DOCUMENT SEGMENT Block Start

Local Commentary

Editorial: Knowing the Truth In F.C.’s Water Woes

Get used to the sign bearers who turned up on the Falls Church City Hall steps Monday night to protest the F.C. Council’s action to inch the City toward a public referendum on the prospective sale of its water system.

The D.C.-based “Food and Water Watch” showed up in Falls Church to draw attention to the problems of privatization of public services. But when they got to the microphone, they ran the risk of knowing little or nothing about the circumstances of this specific situation.

As they were told by F.C. Council members, if they have a problem with the course that the City of Falls Church may be heading with its water system, they would do far better focusing their energies on the Fairfax Board of Supervisors. It was they who made the moves to box Falls Church in, and who are far more influential than the tiny City of Falls Church. It will be interesting if this advice is heeded, or not.

The News-Press has been following the Falls Church water issue to the present stage on a week-to-week basis for 20 years. We’ve sat through and covered all the meetings starting in the 1990s when F.C. City officials mulled their options for the future of its system, a formidable asset with over 130,000 users in Northern Virginia.

We heard the arguments, pro and con, on taking a “return on investment” in exchange for risks involved in operating the system, and the recommendations of two teams of consultants hired by the City to advise it on a prudent, carefully-crafted approach based on ample precedents in Virginia and elsewhere.

DOCUMENT SEGMENT Block End
DATA SUPPLIED Block Start

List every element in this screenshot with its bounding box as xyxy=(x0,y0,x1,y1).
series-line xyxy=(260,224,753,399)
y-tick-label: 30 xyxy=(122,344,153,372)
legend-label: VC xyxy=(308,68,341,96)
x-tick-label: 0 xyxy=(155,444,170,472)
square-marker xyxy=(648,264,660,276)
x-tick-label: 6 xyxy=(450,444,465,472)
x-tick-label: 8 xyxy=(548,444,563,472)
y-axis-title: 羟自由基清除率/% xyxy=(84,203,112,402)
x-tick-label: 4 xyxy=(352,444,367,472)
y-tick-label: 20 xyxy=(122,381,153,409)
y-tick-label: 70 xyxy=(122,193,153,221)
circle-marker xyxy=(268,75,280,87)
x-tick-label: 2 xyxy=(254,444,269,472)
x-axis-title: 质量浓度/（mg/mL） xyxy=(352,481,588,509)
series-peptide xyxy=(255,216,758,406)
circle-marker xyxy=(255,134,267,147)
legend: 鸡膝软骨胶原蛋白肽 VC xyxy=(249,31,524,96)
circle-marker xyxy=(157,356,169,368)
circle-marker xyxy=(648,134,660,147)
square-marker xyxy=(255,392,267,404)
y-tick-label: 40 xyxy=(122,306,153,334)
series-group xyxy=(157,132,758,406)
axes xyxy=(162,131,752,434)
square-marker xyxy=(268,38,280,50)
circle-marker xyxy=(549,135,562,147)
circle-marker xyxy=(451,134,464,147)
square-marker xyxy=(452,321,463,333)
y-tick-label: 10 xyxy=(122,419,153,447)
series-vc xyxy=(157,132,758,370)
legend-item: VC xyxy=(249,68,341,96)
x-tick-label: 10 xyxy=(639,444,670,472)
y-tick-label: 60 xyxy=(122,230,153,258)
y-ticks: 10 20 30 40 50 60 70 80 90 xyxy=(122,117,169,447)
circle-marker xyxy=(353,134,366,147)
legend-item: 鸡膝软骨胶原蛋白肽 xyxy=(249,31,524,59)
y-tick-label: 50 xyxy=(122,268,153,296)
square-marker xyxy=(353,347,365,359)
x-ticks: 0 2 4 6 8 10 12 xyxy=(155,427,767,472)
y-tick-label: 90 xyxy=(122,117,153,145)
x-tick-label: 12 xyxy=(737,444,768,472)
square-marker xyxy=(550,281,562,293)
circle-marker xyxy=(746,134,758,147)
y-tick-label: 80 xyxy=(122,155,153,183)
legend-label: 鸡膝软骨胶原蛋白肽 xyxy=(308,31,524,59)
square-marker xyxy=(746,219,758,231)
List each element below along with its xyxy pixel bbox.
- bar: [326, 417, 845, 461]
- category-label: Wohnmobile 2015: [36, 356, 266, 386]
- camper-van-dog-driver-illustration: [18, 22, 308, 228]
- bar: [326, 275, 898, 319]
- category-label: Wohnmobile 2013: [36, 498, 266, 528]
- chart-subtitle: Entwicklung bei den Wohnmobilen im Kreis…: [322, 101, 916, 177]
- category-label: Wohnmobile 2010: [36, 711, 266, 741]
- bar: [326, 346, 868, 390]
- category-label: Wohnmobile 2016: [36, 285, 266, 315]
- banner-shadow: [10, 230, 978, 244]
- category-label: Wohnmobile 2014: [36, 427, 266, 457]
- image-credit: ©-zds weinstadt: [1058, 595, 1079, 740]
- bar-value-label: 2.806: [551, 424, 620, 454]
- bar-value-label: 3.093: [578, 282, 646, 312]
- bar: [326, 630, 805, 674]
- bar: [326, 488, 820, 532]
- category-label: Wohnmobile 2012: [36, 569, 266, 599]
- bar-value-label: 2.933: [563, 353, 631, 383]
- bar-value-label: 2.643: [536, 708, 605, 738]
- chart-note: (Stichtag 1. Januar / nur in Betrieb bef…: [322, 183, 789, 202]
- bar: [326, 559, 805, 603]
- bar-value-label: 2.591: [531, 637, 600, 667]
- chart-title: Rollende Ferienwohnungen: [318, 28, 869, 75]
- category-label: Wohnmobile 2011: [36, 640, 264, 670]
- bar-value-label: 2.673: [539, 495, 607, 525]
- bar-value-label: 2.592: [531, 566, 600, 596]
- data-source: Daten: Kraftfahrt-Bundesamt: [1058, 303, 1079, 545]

DATA SUPPLIED Block End

▶ _TASKS FOR THIS EXERCISE_
• a. According to the editorial, how many users does the Falls Church water system have?
• b. Please summarize the editorial in two sentences.

▶ _SOLUTIONS IN ORDER_
• a. Over 130,000 users in Northern Virginia.

• b. Protesters from the D.C.-based Food and Water Watch came to Falls Church City Hall on Monday night to oppose the Council's move toward a public referendum on selling the City's water system. Council members told them to focus on the Fairfax Board of Supervisors instead, and the News-Press notes that it has followed the water issue weekly for 20 years, including the recommendations of two teams of consultants hired by the City.